• _YOUR TASK_: Turn each line of the items below into one string in a JSON list, leaving out blank lines. Do not include the pictures in your answer.
— begin SOURCE RECORDS —
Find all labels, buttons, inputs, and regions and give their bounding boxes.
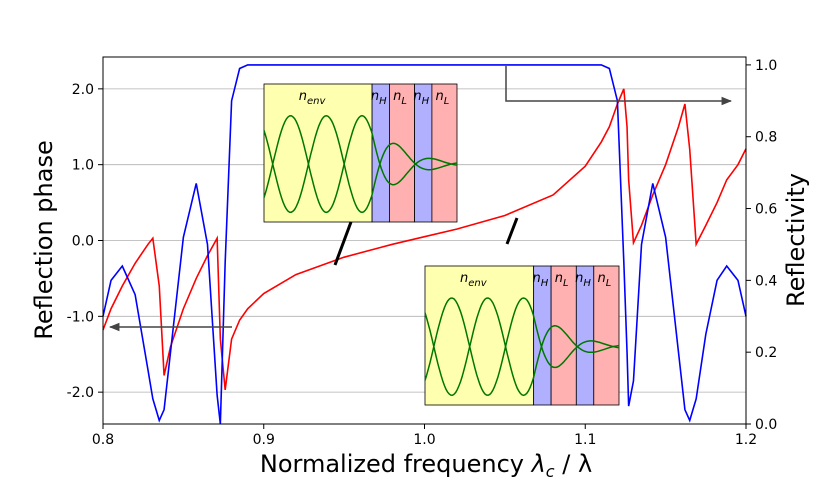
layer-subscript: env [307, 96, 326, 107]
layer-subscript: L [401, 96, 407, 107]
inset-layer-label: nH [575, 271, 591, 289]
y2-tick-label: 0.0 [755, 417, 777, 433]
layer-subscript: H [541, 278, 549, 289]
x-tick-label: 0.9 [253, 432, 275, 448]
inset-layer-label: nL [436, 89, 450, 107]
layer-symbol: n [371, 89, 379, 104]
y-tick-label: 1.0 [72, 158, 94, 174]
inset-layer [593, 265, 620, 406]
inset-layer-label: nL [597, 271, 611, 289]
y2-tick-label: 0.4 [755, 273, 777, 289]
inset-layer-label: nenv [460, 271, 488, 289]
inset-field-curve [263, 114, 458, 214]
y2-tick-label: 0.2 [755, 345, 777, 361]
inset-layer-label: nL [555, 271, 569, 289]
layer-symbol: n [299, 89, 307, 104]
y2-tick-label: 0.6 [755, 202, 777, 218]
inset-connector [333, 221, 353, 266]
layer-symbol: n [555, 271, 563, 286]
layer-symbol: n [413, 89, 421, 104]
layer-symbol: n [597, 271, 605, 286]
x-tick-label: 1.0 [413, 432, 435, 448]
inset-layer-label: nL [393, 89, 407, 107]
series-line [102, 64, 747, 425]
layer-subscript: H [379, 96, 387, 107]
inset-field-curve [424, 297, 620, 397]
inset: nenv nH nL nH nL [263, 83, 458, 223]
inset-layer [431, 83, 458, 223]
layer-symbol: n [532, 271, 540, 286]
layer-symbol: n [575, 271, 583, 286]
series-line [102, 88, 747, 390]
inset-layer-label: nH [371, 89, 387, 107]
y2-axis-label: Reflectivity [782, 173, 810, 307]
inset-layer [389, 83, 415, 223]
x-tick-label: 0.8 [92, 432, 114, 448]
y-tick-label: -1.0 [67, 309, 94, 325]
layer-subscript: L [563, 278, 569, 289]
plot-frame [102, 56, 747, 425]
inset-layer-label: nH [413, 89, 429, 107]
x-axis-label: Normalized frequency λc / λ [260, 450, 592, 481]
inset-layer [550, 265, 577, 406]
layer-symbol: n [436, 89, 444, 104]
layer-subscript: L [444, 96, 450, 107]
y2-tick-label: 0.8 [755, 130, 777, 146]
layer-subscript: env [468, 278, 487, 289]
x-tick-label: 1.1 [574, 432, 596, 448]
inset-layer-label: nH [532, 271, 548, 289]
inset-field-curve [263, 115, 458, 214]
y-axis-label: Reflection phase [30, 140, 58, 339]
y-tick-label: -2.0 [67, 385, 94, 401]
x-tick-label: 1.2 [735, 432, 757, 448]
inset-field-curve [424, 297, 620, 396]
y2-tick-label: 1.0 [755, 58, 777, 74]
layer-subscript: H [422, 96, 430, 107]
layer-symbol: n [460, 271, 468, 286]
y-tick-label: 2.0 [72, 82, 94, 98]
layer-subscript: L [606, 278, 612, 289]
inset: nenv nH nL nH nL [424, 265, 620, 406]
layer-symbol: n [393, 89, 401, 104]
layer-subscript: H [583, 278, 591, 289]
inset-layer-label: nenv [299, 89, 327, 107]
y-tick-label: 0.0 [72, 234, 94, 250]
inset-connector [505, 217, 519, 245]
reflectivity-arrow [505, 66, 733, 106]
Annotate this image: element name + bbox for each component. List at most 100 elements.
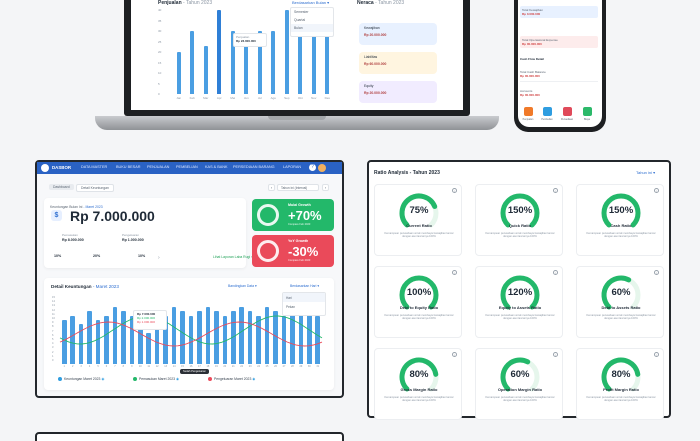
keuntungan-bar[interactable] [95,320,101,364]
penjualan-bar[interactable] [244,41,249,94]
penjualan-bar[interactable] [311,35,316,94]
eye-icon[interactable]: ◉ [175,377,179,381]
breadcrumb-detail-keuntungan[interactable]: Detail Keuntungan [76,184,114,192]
— end SOURCE RECORDS —
• _CORRECT ANSWER_:
[
  "Find all labels, buttons, inputs, and regions and give their bounding boxes.",
  "layer-subscript: env [307, 96, 326, 107]",
  "layer-subscript: L [401, 96, 407, 107]",
  "inset-layer-label: nH [575, 271, 591, 289]",
  "y2-tick-label: 0.0 [755, 417, 777, 433]",
  "layer-subscript: H [541, 278, 549, 289]",
  "x-tick-label: 0.9 [253, 432, 275, 448]",
  "inset-layer-label: nL [436, 89, 450, 107]",
  "layer-symbol: n [371, 89, 379, 104]",
  "y-tick-label: 1.0 [72, 158, 94, 174]",
  "inset-layer [593, 265, 620, 406]",
  "inset-layer-label: nL [597, 271, 611, 289]",
  "y2-tick-label: 0.4 [755, 273, 777, 289]",
  "inset-layer-label: nenv [460, 271, 488, 289]",
  "inset-field-curve [263, 114, 458, 214]",
  "y2-tick-label: 0.2 [755, 345, 777, 361]",
  "inset-layer-label: nL [555, 271, 569, 289]",
  "layer-symbol: n [299, 89, 307, 104]",
  "y2-tick-label: 0.6 [755, 202, 777, 218]",
  "inset-connector [333, 221, 353, 266]",
  "layer-symbol: n [555, 271, 563, 286]",
  "layer-symbol: n [413, 89, 421, 104]",
  "layer-symbol: n [597, 271, 605, 286]",
  "x-tick-label: 1.0 [413, 432, 435, 448]",
  "inset-layer-label: nL [393, 89, 407, 107]",
  "series-line [102, 64, 747, 425]",
  "layer-subscript: H [379, 96, 387, 107]",
  "inset-field-curve [424, 297, 620, 397]",
  "inset: nenv nH nL nH nL [263, 83, 458, 223]",
  "inset-layer [431, 83, 458, 223]",
  "layer-symbol: n [532, 271, 540, 286]",
  "layer-symbol: n [575, 271, 583, 286]",
  "series-line [102, 88, 747, 390]",
  "inset-layer-label: nH [371, 89, 387, 107]",
  "y2-axis-label: Reflectivity [782, 173, 810, 307]",
  "inset-layer [389, 83, 415, 223]",
  "x-tick-label: 0.8 [92, 432, 114, 448]",
  "y-tick-label: -1.0 [67, 309, 94, 325]",
  "layer-subscript: L [563, 278, 569, 289]",
  "plot-frame [102, 56, 747, 425]",
  "inset-layer-label: nH [413, 89, 429, 107]",
  "x-axis-label: Normalized frequency λc / λ [260, 450, 592, 481]",
  "inset-layer [550, 265, 577, 406]",
  "layer-symbol: n [436, 89, 444, 104]",
  "layer-subscript: L [444, 96, 450, 107]",
  "y2-tick-label: 0.8 [755, 130, 777, 146]",
  "layer-subscript: env [468, 278, 487, 289]",
  "x-tick-label: 1.1 [574, 432, 596, 448]",
  "inset-layer-label: nH [532, 271, 548, 289]",
  "inset-field-curve [263, 115, 458, 214]",
  "y-axis-label: Reflection phase [30, 140, 58, 339]",
  "y-tick-label: -2.0 [67, 385, 94, 401]",
  "x-tick-label: 1.2 [735, 432, 757, 448]",
  "inset-field-curve [424, 297, 620, 396]",
  "y2-tick-label: 1.0 [755, 58, 777, 74]",
  "layer-subscript: H [422, 96, 430, 107]",
  "layer-symbol: n [460, 271, 468, 286]",
  "y-tick-label: 2.0 [72, 82, 94, 98]",
  "layer-subscript: L [606, 278, 612, 289]",
  "inset: nenv nH nL nH nL [424, 265, 620, 406]",
  "layer-symbol: n [393, 89, 401, 104]",
  "layer-subscript: H [583, 278, 591, 289]",
  "inset-layer-label: nenv [299, 89, 327, 107]",
  "y-tick-label: 0.0 [72, 234, 94, 250]",
  "inset-connector [505, 217, 519, 245]",
  "reflectivity-arrow [505, 66, 733, 106]",
  "Annotate this image: element name + bbox for each component. List at most 100 elements.",
  "keuntungan-bar[interactable] [95,320,101,364]",
  "penjualan-bar[interactable] [244,41,249,94]",
  "penjualan-bar[interactable] [311,35,316,94]",
  "eye-icon[interactable]: ◉ [175,377,179,381]",
  "breadcrumb-detail-keuntungan[interactable]: Detail Keuntungan [76,184,114,192]"
]